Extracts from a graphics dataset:
----------

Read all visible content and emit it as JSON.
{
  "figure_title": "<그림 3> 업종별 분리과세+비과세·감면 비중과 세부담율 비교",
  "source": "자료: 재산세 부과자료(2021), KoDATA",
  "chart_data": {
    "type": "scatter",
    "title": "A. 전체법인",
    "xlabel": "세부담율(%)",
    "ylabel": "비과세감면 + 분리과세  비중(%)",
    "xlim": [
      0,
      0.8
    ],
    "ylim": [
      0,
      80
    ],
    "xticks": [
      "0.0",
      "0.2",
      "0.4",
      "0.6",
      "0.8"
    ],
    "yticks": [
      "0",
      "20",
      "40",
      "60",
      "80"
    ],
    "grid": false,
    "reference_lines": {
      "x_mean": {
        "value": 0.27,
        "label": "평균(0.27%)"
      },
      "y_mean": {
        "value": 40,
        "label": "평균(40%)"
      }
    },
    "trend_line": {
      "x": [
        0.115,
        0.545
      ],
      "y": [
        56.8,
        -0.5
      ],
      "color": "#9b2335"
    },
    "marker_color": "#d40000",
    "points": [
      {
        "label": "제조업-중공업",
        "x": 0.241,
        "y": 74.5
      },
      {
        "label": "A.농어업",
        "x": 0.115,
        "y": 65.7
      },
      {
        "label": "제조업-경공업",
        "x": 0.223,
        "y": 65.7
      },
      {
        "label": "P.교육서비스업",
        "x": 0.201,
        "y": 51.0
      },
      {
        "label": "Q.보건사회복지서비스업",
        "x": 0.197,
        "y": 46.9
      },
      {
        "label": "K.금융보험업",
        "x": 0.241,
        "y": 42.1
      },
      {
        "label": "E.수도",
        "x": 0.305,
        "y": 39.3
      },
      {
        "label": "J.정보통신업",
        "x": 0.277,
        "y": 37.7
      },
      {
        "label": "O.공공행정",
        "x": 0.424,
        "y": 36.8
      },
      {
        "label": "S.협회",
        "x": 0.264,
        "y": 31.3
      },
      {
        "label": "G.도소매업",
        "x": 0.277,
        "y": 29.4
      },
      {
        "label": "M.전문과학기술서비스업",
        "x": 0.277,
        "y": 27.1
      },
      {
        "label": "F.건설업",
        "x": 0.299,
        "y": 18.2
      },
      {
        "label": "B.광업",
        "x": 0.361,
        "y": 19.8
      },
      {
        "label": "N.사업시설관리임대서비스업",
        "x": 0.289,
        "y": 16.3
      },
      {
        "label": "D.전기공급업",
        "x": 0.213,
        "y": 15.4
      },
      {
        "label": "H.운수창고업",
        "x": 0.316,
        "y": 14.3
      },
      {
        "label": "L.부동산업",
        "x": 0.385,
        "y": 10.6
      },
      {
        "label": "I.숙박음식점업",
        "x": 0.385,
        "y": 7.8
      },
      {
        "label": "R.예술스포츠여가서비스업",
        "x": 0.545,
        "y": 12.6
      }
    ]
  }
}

----------

# Task to complete
Check each line above for the word "세부담율", and copy the lines where it appears.

# The output
  "figure_title": "<그림 3> 업종별 분리과세+비과세·감면 비중과 세부담율 비교",
    "xlabel": "세부담율(%)",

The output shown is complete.